Show every line below where "allowances" can be found.

[Information supplied start]

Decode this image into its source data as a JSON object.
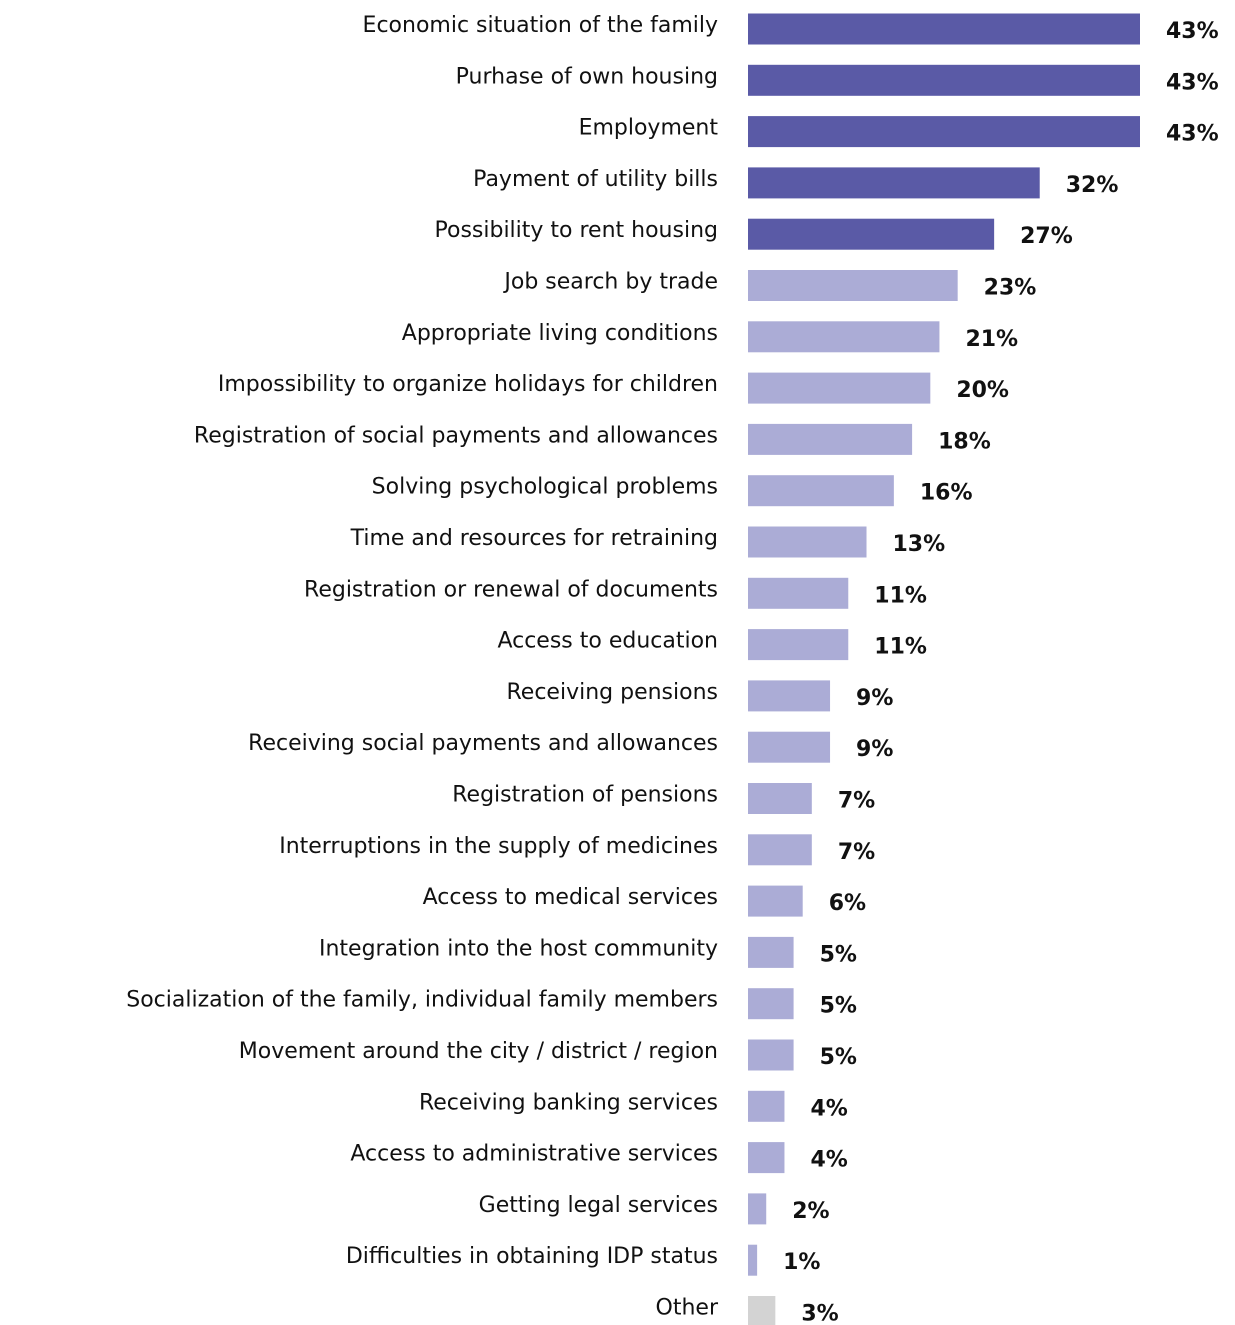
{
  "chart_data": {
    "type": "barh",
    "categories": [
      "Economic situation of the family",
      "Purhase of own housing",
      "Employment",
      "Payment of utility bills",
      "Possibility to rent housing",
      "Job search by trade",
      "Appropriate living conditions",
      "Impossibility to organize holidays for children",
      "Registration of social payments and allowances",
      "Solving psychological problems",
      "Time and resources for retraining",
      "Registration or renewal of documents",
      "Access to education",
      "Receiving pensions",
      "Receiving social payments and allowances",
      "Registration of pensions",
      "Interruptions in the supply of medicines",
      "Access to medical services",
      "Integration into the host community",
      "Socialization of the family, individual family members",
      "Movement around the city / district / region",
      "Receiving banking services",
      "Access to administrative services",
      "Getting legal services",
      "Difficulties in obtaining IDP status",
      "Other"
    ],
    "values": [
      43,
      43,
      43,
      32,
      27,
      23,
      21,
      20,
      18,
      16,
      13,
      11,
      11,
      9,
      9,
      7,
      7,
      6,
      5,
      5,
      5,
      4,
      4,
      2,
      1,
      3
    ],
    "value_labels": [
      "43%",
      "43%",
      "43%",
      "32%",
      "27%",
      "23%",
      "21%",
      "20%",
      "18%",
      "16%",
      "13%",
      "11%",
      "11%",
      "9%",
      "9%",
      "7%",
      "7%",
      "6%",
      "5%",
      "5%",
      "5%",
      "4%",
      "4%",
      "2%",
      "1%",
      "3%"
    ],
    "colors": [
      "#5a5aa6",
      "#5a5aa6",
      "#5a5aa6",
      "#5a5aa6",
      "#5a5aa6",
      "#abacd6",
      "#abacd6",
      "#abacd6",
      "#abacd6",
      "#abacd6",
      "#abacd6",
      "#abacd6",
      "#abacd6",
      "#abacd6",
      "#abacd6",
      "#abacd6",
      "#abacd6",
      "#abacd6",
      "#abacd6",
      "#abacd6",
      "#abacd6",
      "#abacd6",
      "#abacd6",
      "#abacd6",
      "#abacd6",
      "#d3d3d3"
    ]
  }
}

[Information supplied end]
[Information supplied start]

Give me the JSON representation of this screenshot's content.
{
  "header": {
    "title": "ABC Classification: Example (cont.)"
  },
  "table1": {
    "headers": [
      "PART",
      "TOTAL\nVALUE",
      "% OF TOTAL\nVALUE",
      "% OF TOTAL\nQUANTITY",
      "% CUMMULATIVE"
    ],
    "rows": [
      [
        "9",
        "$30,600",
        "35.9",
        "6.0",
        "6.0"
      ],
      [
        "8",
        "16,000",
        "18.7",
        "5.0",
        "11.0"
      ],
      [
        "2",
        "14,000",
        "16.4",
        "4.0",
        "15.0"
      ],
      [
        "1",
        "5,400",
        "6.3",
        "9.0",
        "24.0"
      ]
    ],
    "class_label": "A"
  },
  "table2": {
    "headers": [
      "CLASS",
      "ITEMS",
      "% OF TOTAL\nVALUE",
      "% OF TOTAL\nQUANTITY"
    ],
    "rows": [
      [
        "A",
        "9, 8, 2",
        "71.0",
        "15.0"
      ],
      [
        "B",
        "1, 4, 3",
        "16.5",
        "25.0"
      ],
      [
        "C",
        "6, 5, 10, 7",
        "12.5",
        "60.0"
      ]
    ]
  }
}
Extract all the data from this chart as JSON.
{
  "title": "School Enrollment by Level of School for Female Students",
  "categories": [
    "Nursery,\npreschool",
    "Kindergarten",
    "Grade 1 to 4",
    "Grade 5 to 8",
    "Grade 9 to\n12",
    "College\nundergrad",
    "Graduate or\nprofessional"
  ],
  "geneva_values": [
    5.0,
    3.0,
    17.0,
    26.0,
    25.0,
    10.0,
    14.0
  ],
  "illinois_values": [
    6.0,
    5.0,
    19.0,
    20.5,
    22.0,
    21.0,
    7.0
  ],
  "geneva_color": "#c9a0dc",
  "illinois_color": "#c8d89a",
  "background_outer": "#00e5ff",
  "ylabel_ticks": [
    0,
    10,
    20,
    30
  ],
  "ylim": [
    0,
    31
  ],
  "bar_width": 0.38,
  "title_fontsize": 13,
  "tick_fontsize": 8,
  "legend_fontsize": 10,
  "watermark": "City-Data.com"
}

[Information supplied end]

## Exercise response
      "Registration of social payments and allowances",
      "Receiving social payments and allowances",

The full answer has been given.